#1
  1. No Profile Picture
    Registered User
    Devshed Newbie (0 - 499 posts)

    Join Date
    Mar 2004
    Posts
    5
    Rep Power
    0

    Question pickling long lists (size limit?)


    I am attempting to pickle a long list of strings.
    For instance:

    Code:
    strings_list = list()  #make an empty list                  
    for i in range(100): #then fill it up
         strings_list.append("30 chars......................")
    
    list_pickled = pickle.dumps(obj, -1) #pickle the list (-1 is for HIGHEST_PROTOCOL)
    
    list_unpickled = pickle.loads(list_pickled) #unpickle the list
    The above code works fine. However, then I lengthen the list to 1000 strings:

    Code:
    for i in range(1000): #make the list longer this time       
          strings_list.append("30 chars......................")
    A 1000 item list will not pickle properly. In my particular case, the thread that pickles throws what looks like a stack overflow error, and the unpickling thread throws a KeyError (which makes sense since it wasn't pickled properly). It gets even uglier using cPickle, which seems to overflow and overwrite portions of the in-process code. (can you say exploit?)

    Can anyone help me out here? Is there a size limitation to the pickling process? If so, is there a work around other than chopping my list into smaller pieces? Are there any alternative serialization libraries without this limitation?

    Thanks,
    Dave Mills
  2. #2
  3. No Profile Picture
    Contributing User
    Devshed Intermediate (1500 - 1999 posts)

    Join Date
    Feb 2004
    Location
    London, England
    Posts
    1,585
    Rep Power
    1373
    the code works fine on my system, which is Python 2.3 on Windows XP. In the code you posted you pass 'obj' to pickles instead of 'strings_list', but apart from that it was fine. It still worked when I increased the list length to 1,000,000.

    What version of Python are you using, and what OS?

    BTW, the example you gave will not store 1000 (or 1,000,000) copies of the string - since the strings are identical it only stores one copy and 1,000,000 references to it. If the code that is actually failing is storing different strings, this may be relevant.

* GOAL: In the forum thread about pickling long lists, which Python version and operating system did the reply use to test the code?

* PROVIDED MATERIAL:

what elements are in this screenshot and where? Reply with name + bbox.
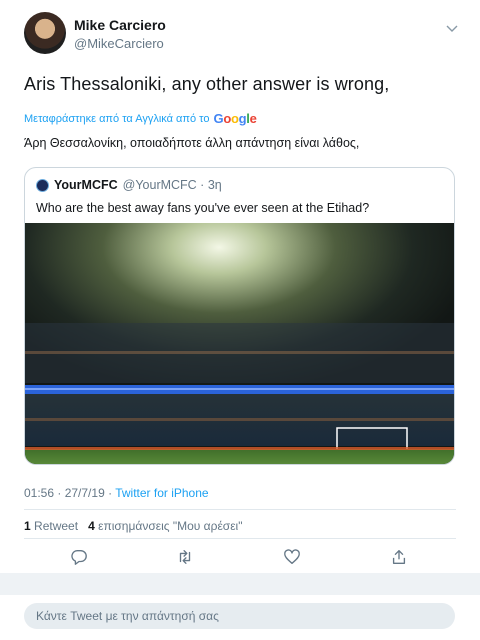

* TASK SOLUTION: Python 2.3 on Windows XP.